Exercise requirements.
List each line of the data that holds the string "tích".

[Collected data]
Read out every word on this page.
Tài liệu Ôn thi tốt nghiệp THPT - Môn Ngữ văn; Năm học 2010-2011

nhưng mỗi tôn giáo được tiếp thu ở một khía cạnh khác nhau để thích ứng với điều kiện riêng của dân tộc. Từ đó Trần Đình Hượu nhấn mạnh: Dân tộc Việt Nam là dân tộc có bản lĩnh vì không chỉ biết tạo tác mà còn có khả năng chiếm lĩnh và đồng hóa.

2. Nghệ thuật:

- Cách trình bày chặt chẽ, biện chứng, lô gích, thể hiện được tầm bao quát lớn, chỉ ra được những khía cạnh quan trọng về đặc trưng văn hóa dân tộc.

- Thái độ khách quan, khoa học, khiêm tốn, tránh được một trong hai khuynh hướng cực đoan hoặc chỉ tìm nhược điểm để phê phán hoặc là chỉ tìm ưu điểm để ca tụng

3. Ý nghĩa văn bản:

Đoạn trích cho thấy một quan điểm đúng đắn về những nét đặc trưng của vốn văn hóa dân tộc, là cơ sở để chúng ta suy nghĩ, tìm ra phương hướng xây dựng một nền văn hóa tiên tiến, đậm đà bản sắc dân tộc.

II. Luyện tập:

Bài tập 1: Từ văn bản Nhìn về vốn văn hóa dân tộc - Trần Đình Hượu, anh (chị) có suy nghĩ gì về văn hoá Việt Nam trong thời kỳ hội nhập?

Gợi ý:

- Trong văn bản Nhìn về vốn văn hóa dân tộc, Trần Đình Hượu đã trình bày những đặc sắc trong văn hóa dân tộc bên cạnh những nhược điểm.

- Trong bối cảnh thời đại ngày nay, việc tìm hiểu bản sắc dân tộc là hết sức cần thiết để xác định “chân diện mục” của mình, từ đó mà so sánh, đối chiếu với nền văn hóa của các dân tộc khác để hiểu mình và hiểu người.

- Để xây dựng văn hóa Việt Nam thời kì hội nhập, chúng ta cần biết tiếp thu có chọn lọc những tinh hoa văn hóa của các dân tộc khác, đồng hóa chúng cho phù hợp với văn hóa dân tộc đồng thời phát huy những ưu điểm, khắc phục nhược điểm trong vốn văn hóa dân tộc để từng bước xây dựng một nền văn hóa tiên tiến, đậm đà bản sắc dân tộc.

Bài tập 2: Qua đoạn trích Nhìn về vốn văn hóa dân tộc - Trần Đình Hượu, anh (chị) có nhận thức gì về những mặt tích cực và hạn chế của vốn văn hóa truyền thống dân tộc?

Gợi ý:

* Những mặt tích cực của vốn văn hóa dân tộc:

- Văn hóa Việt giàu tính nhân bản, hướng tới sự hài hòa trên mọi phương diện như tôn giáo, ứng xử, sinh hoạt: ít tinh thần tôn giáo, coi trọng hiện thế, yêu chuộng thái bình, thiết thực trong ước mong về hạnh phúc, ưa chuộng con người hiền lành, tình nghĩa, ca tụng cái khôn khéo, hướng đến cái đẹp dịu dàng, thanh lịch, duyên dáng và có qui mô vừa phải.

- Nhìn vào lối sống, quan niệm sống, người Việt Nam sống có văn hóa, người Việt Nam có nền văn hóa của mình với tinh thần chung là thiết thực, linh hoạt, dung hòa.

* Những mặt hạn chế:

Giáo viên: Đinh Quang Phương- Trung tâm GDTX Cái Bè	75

Exercise answer.
Bài tập 2: Qua đoạn trích Nhìn về vốn văn hóa dân tộc - Trần Đình Hượu, anh (chị) có nhận thức gì về những mặt tích cực và hạn chế của vốn văn hóa truyền thống dân tộc?
* Những mặt tích cực của vốn văn hóa dân tộc:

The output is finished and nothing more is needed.